### [WRITTEN TASK]
Retype the whole listing below, character for character.

_ _ _ _ _ _ _

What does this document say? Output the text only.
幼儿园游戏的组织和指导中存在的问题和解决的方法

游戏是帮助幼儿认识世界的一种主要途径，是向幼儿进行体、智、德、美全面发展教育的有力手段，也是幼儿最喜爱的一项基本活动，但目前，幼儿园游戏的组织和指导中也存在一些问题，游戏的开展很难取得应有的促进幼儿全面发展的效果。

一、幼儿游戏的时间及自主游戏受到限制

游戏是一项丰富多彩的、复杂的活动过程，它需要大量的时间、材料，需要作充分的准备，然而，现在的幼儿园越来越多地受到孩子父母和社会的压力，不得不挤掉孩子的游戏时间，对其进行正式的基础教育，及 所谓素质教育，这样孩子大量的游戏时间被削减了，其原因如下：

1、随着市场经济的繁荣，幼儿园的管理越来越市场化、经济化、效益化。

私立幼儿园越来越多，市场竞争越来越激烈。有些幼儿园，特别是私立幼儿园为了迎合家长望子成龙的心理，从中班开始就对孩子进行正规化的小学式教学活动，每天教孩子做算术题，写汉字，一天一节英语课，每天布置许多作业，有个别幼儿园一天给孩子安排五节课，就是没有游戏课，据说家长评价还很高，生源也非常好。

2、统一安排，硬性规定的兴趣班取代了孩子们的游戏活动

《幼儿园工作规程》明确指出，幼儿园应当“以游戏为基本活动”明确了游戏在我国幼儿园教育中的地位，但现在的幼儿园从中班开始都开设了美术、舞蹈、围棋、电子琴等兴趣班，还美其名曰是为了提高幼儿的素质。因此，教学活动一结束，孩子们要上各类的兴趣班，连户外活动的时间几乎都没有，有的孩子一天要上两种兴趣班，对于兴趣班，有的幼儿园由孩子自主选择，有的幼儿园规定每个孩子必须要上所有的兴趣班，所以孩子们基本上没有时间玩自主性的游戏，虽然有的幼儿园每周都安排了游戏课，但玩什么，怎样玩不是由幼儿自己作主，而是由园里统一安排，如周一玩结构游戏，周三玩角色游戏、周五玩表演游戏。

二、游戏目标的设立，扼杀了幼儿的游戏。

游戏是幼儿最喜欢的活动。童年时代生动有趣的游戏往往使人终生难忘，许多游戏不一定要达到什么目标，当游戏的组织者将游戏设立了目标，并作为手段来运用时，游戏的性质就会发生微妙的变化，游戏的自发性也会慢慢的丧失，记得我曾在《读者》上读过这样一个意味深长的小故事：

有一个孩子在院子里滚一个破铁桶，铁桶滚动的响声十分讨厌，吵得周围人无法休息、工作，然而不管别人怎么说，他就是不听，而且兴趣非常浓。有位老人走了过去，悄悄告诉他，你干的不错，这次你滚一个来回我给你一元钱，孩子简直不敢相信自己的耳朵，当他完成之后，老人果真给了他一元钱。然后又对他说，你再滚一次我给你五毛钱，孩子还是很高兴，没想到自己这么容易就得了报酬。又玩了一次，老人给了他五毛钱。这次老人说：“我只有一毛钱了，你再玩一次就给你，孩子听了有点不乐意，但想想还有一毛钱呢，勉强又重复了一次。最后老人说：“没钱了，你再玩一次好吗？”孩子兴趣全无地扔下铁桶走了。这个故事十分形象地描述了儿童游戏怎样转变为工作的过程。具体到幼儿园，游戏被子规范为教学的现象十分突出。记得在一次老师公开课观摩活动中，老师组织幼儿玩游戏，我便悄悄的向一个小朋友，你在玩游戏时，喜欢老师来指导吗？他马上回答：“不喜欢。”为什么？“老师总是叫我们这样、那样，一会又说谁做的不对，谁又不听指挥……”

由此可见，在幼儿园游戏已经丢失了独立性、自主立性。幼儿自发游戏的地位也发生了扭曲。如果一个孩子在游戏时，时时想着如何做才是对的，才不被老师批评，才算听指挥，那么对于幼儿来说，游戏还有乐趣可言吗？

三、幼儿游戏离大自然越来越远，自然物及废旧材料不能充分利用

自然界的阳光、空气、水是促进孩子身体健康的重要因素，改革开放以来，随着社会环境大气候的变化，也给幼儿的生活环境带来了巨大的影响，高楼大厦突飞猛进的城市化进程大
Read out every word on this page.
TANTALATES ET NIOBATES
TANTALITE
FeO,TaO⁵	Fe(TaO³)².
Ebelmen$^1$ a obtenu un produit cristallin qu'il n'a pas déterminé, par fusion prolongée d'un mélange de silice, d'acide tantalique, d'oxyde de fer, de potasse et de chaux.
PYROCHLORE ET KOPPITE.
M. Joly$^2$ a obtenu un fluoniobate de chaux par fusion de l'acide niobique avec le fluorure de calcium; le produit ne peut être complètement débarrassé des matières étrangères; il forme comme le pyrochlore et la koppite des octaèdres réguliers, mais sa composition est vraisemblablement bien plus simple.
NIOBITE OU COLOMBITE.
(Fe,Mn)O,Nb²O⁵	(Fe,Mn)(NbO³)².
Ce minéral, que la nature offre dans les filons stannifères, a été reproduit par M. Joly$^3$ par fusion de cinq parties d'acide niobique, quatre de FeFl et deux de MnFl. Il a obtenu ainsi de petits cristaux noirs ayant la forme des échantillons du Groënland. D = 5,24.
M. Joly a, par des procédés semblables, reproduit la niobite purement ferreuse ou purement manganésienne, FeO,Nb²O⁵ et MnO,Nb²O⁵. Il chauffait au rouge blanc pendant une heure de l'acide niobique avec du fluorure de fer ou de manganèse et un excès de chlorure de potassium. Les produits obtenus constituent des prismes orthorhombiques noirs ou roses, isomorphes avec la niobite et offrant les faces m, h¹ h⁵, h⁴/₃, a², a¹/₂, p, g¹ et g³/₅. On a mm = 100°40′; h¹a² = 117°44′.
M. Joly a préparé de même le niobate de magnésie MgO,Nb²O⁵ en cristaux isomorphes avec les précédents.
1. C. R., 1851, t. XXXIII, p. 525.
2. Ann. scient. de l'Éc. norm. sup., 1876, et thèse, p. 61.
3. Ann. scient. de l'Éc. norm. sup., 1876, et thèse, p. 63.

_ _ _ _ _ _ _

### [ANSWER BELOW]
What does this document say? Output the text only.
幼儿园游戏的组织和指导中存在的问题和解决的方法

游戏是帮助幼儿认识世界的一种主要途径，是向幼儿进行体、智、德、美全面发展教育的有力手段，也是幼儿最喜爱的一项基本活动，但目前，幼儿园游戏的组织和指导中也存在一些问题，游戏的开展很难取得应有的促进幼儿全面发展的效果。

一、幼儿游戏的时间及自主游戏受到限制

游戏是一项丰富多彩的、复杂的活动过程，它需要大量的时间、材料，需要作充分的准备，然而，现在的幼儿园越来越多地受到孩子父母和社会的压力，不得不挤掉孩子的游戏时间，对其进行正式的基础教育，及 所谓素质教育，这样孩子大量的游戏时间被削减了，其原因如下：

1、随着市场经济的繁荣，幼儿园的管理越来越市场化、经济化、效益化。

私立幼儿园越来越多，市场竞争越来越激烈。有些幼儿园，特别是私立幼儿园为了迎合家长望子成龙的心理，从中班开始就对孩子进行正规化的小学式教学活动，每天教孩子做算术题，写汉字，一天一节英语课，每天布置许多作业，有个别幼儿园一天给孩子安排五节课，就是没有游戏课，据说家长评价还很高，生源也非常好。

2、统一安排，硬性规定的兴趣班取代了孩子们的游戏活动

《幼儿园工作规程》明确指出，幼儿园应当“以游戏为基本活动”明确了游戏在我国幼儿园教育中的地位，但现在的幼儿园从中班开始都开设了美术、舞蹈、围棋、电子琴等兴趣班，还美其名曰是为了提高幼儿的素质。因此，教学活动一结束，孩子们要上各类的兴趣班，连户外活动的时间几乎都没有，有的孩子一天要上两种兴趣班，对于兴趣班，有的幼儿园由孩子自主选择，有的幼儿园规定每个孩子必须要上所有的兴趣班，所以孩子们基本上没有时间玩自主性的游戏，虽然有的幼儿园每周都安排了游戏课，但玩什么，怎样玩不是由幼儿自己作主，而是由园里统一安排，如周一玩结构游戏，周三玩角色游戏、周五玩表演游戏。

二、游戏目标的设立，扼杀了幼儿的游戏。

游戏是幼儿最喜欢的活动。童年时代生动有趣的游戏往往使人终生难忘，许多游戏不一定要达到什么目标，当游戏的组织者将游戏设立了目标，并作为手段来运用时，游戏的性质就会发生微妙的变化，游戏的自发性也会慢慢的丧失，记得我曾在《读者》上读过这样一个意味深长的小故事：

有一个孩子在院子里滚一个破铁桶，铁桶滚动的响声十分讨厌，吵得周围人无法休息、工作，然而不管别人怎么说，他就是不听，而且兴趣非常浓。有位老人走了过去，悄悄告诉他，你干的不错，这次你滚一个来回我给你一元钱，孩子简直不敢相信自己的耳朵，当他完成之后，老人果真给了他一元钱。然后又对他说，你再滚一次我给你五毛钱，孩子还是很高兴，没想到自己这么容易就得了报酬。又玩了一次，老人给了他五毛钱。这次老人说：“我只有一毛钱了，你再玩一次就给你，孩子听了有点不乐意，但想想还有一毛钱呢，勉强又重复了一次。最后老人说：“没钱了，你再玩一次好吗？”孩子兴趣全无地扔下铁桶走了。这个故事十分形象地描述了儿童游戏怎样转变为工作的过程。具体到幼儿园，游戏被子规范为教学的现象十分突出。记得在一次老师公开课观摩活动中，老师组织幼儿玩游戏，我便悄悄的向一个小朋友，你在玩游戏时，喜欢老师来指导吗？他马上回答：“不喜欢。”为什么？“老师总是叫我们这样、那样，一会又说谁做的不对，谁又不听指挥……”

由此可见，在幼儿园游戏已经丢失了独立性、自主立性。幼儿自发游戏的地位也发生了扭曲。如果一个孩子在游戏时，时时想着如何做才是对的，才不被老师批评，才算听指挥，那么对于幼儿来说，游戏还有乐趣可言吗？

三、幼儿游戏离大自然越来越远，自然物及废旧材料不能充分利用

自然界的阳光、空气、水是促进孩子身体健康的重要因素，改革开放以来，随着社会环境大气候的变化，也给幼儿的生活环境带来了巨大的影响，高楼大厦突飞猛进的城市化进程大
Read out every word on this page.
TANTALATES ET NIOBATES
TANTALITE
FeO,TaO⁵	Fe(TaO³)².
Ebelmen$^1$ a obtenu un produit cristallin qu'il n'a pas déterminé, par fusion prolongée d'un mélange de silice, d'acide tantalique, d'oxyde de fer, de potasse et de chaux.
PYROCHLORE ET KOPPITE.
M. Joly$^2$ a obtenu un fluoniobate de chaux par fusion de l'acide niobique avec le fluorure de calcium; le produit ne peut être complètement débarrassé des matières étrangères; il forme comme le pyrochlore et la koppite des octaèdres réguliers, mais sa composition est vraisemblablement bien plus simple.
NIOBITE OU COLOMBITE.
(Fe,Mn)O,Nb²O⁵	(Fe,Mn)(NbO³)².
Ce minéral, que la nature offre dans les filons stannifères, a été reproduit par M. Joly$^3$ par fusion de cinq parties d'acide niobique, quatre de FeFl et deux de MnFl. Il a obtenu ainsi de petits cristaux noirs ayant la forme des échantillons du Groënland. D = 5,24.
M. Joly a, par des procédés semblables, reproduit la niobite purement ferreuse ou purement manganésienne, FeO,Nb²O⁵ et MnO,Nb²O⁵. Il chauffait au rouge blanc pendant une heure de l'acide niobique avec du fluorure de fer ou de manganèse et un excès de chlorure de potassium. Les produits obtenus constituent des prismes orthorhombiques noirs ou roses, isomorphes avec la niobite et offrant les faces m, h¹ h⁵, h⁴/₃, a², a¹/₂, p, g¹ et g³/₅. On a mm = 100°40′; h¹a² = 117°44′.
M. Joly a préparé de même le niobate de magnésie MgO,Nb²O⁵ en cristaux isomorphes avec les précédents.
1. C. R., 1851, t. XXXIII, p. 525.
2. Ann. scient. de l'Éc. norm. sup., 1876, et thèse, p. 61.
3. Ann. scient. de l'Éc. norm. sup., 1876, et thèse, p. 63.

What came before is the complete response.